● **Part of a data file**
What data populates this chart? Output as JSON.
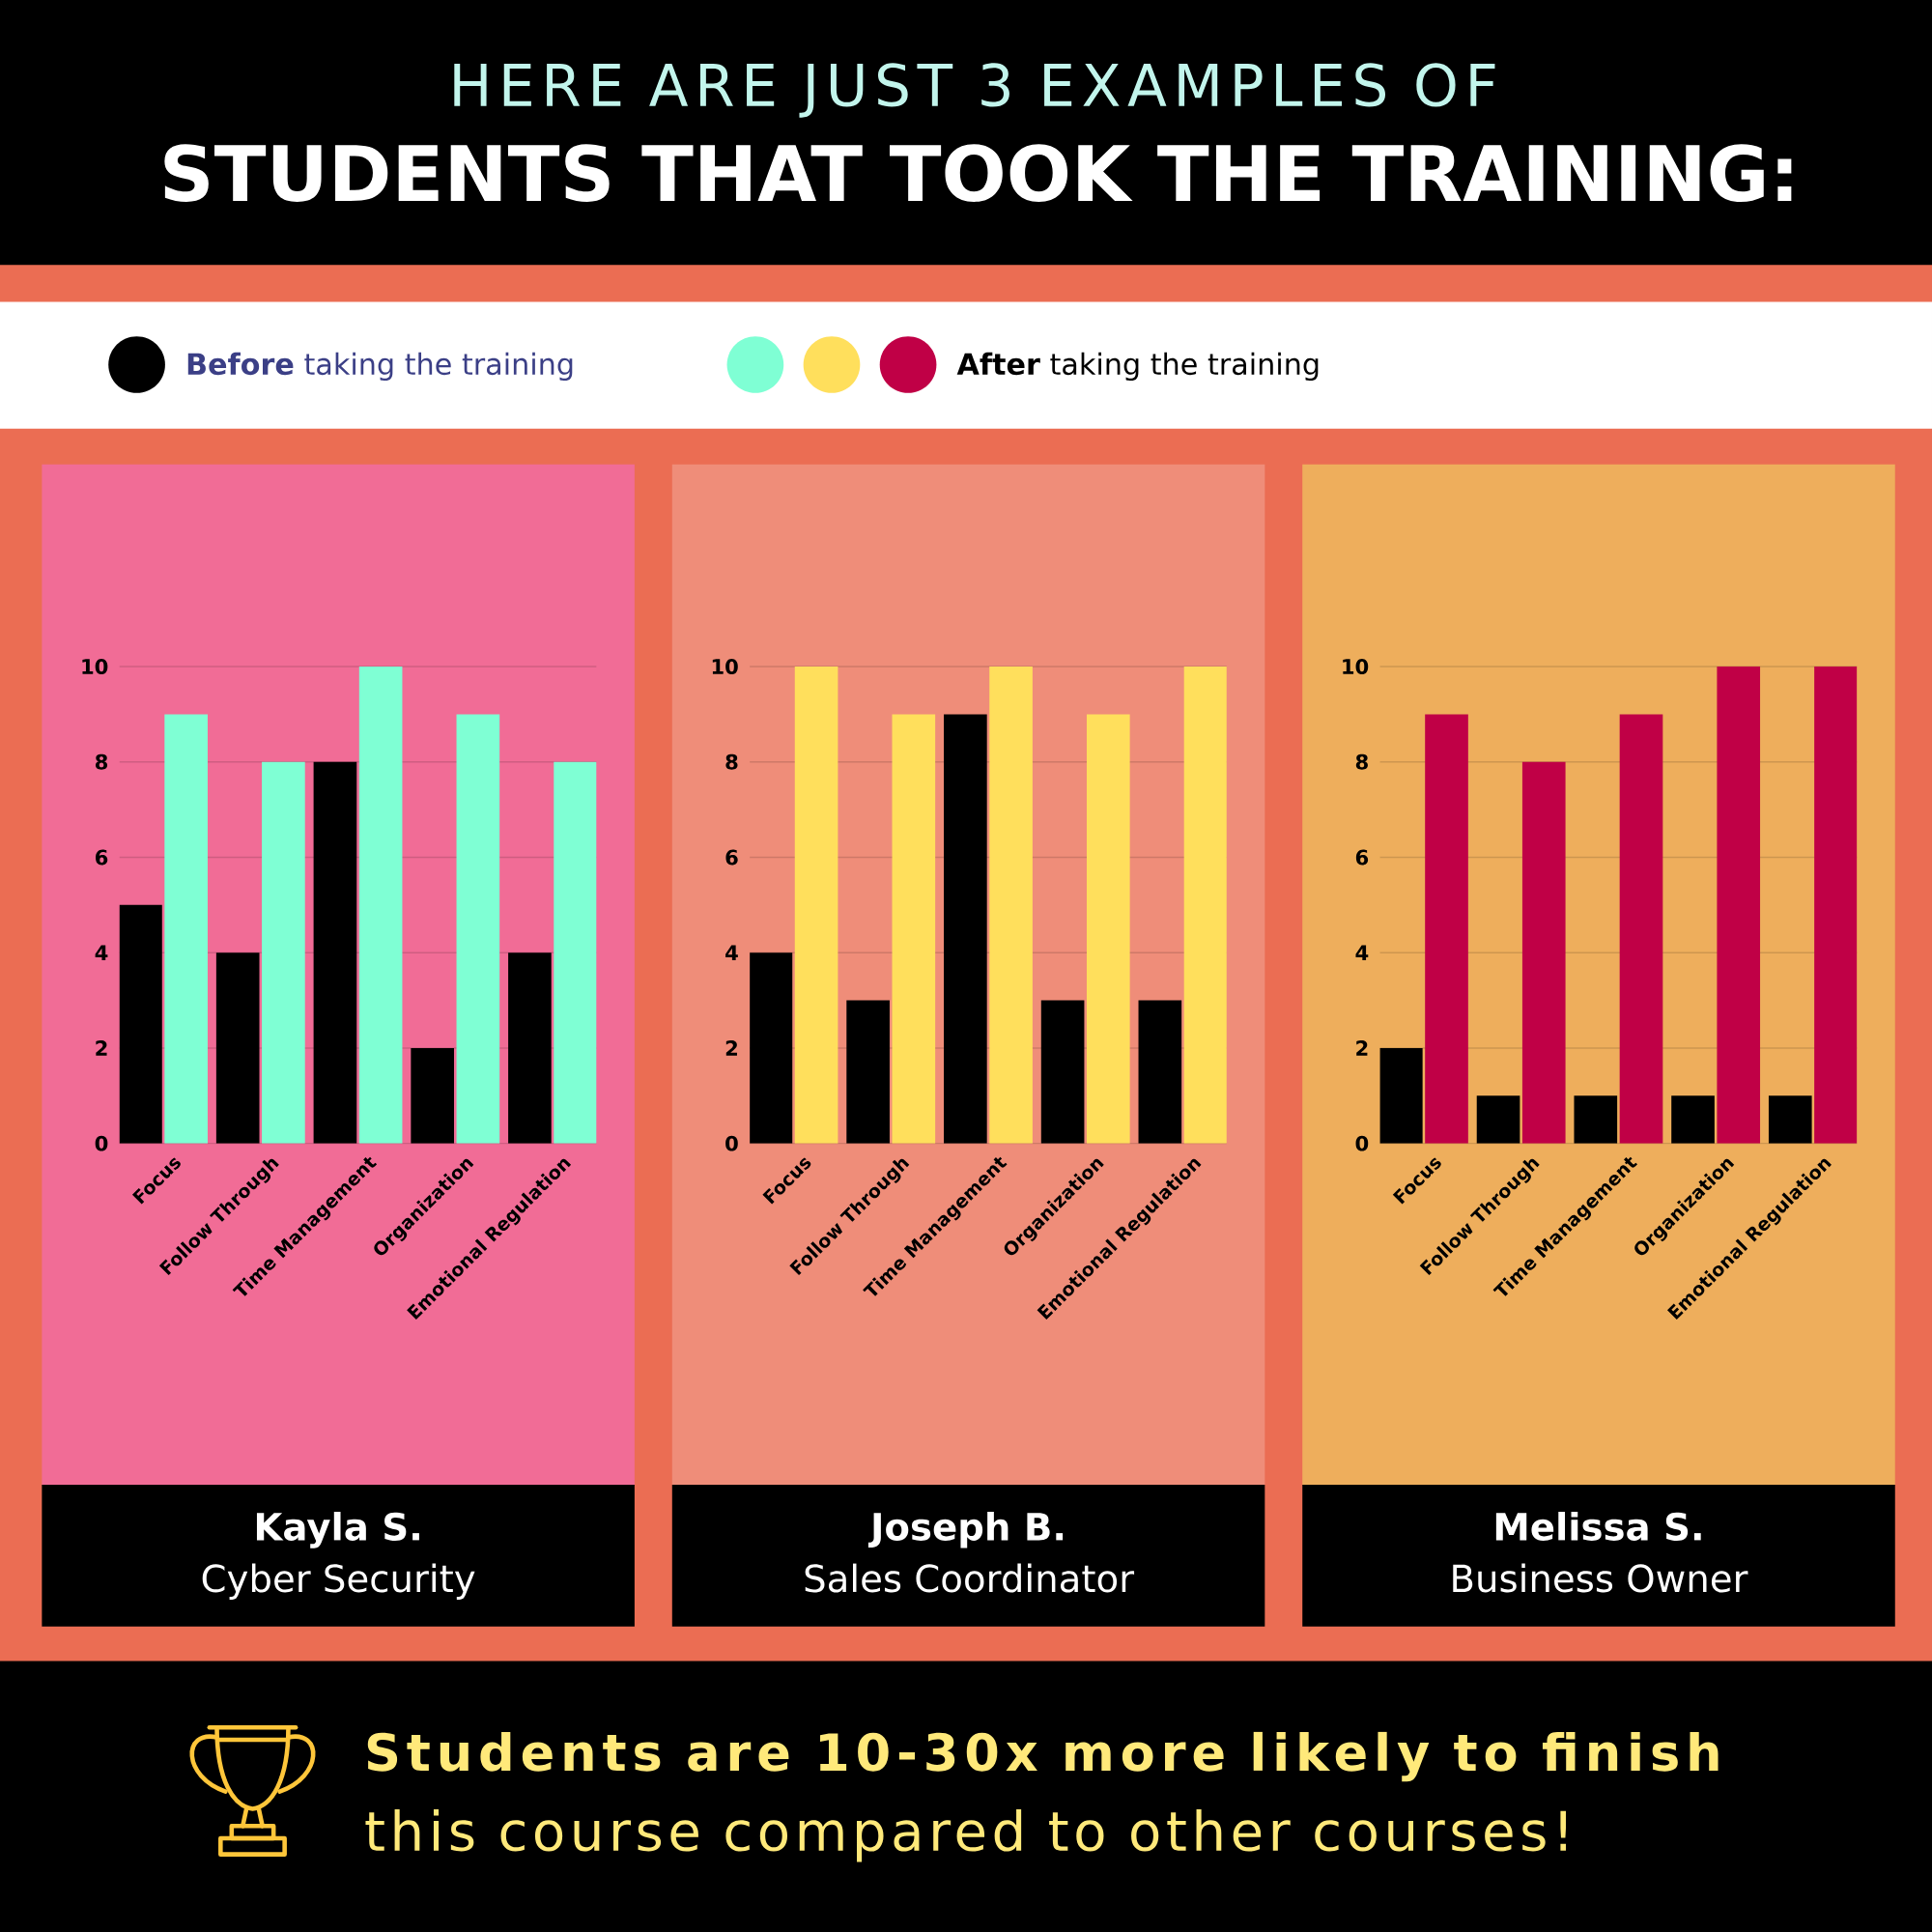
{
  "chart_data": [
    {
      "type": "bar",
      "title": "Kayla S.",
      "subtitle": "Cyber Security",
      "annotations": [
        "HERE ARE JUST 3 EXAMPLES OF",
        "STUDENTS THAT TOOK THE TRAINING:",
        "Students are 10-30x more likely to finish",
        "this course compared to other courses!"
      ],
      "categories": [
        "Focus",
        "Follow Through",
        "Time Management",
        "Organization",
        "Emotional Regulation"
      ],
      "series": [
        {
          "color": "#000000",
          "values": [
            5,
            4,
            8,
            2,
            4
          ]
        },
        {
          "color": "#7fffd4",
          "values": [
            9,
            8,
            10,
            9,
            8
          ]
        }
      ],
      "ylim": [
        0,
        10
      ],
      "yticks": [
        0,
        2,
        4,
        6,
        8,
        10
      ],
      "grid": "y"
    },
    {
      "type": "bar",
      "title": "Joseph B.",
      "subtitle": "Sales Coordinator",
      "categories": [
        "Focus",
        "Follow Through",
        "Time Management",
        "Organization",
        "Emotional Regulation"
      ],
      "series": [
        {
          "color": "#000000",
          "values": [
            4,
            3,
            9,
            3,
            3
          ]
        },
        {
          "color": "#ffdf5c",
          "values": [
            10,
            9,
            10,
            9,
            10
          ]
        }
      ],
      "ylim": [
        0,
        10
      ],
      "yticks": [
        0,
        2,
        4,
        6,
        8,
        10
      ],
      "grid": "y"
    },
    {
      "type": "bar",
      "title": "Melissa S.",
      "subtitle": "Business Owner",
      "legend": "top",
      "categories": [
        "Focus",
        "Follow Through",
        "Time Management",
        "Organization",
        "Emotional Regulation"
      ],
      "series": [
        {
          "name": "**Before** taking the training",
          "color": "#000000",
          "values": [
            2,
            1,
            1,
            1,
            1
          ]
        },
        {
          "name": "**After** taking the training",
          "color": "#c00046",
          "values": [
            9,
            8,
            9,
            10,
            10
          ]
        }
      ],
      "ylim": [
        0,
        10
      ],
      "yticks": [
        0,
        2,
        4,
        6,
        8,
        10
      ],
      "grid": "y"
    }
  ]
}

● **Exercise prompt**
Exclude every picture and copy the remaining data exactly.

● **Worked answer**
What data populates this chart? Output as JSON.
{
  "chart_data": [
    {
      "type": "bar",
      "title": "Kayla S.",
      "subtitle": "Cyber Security",
      "annotations": [
        "HERE ARE JUST 3 EXAMPLES OF",
        "STUDENTS THAT TOOK THE TRAINING:",
        "Students are 10-30x more likely to finish",
        "this course compared to other courses!"
      ],
      "categories": [
        "Focus",
        "Follow Through",
        "Time Management",
        "Organization",
        "Emotional Regulation"
      ],
      "series": [
        {
          "color": "#000000",
          "values": [
            5,
            4,
            8,
            2,
            4
          ]
        },
        {
          "color": "#7fffd4",
          "values": [
            9,
            8,
            10,
            9,
            8
          ]
        }
      ],
      "ylim": [
        0,
        10
      ],
      "yticks": [
        0,
        2,
        4,
        6,
        8,
        10
      ],
      "grid": "y"
    },
    {
      "type": "bar",
      "title": "Joseph B.",
      "subtitle": "Sales Coordinator",
      "categories": [
        "Focus",
        "Follow Through",
        "Time Management",
        "Organization",
        "Emotional Regulation"
      ],
      "series": [
        {
          "color": "#000000",
          "values": [
            4,
            3,
            9,
            3,
            3
          ]
        },
        {
          "color": "#ffdf5c",
          "values": [
            10,
            9,
            10,
            9,
            10
          ]
        }
      ],
      "ylim": [
        0,
        10
      ],
      "yticks": [
        0,
        2,
        4,
        6,
        8,
        10
      ],
      "grid": "y"
    },
    {
      "type": "bar",
      "title": "Melissa S.",
      "subtitle": "Business Owner",
      "legend": "top",
      "categories": [
        "Focus",
        "Follow Through",
        "Time Management",
        "Organization",
        "Emotional Regulation"
      ],
      "series": [
        {
          "name": "**Before** taking the training",
          "color": "#000000",
          "values": [
            2,
            1,
            1,
            1,
            1
          ]
        },
        {
          "name": "**After** taking the training",
          "color": "#c00046",
          "values": [
            9,
            8,
            9,
            10,
            10
          ]
        }
      ],
      "ylim": [
        0,
        10
      ],
      "yticks": [
        0,
        2,
        4,
        6,
        8,
        10
      ],
      "grid": "y"
    }
  ]
}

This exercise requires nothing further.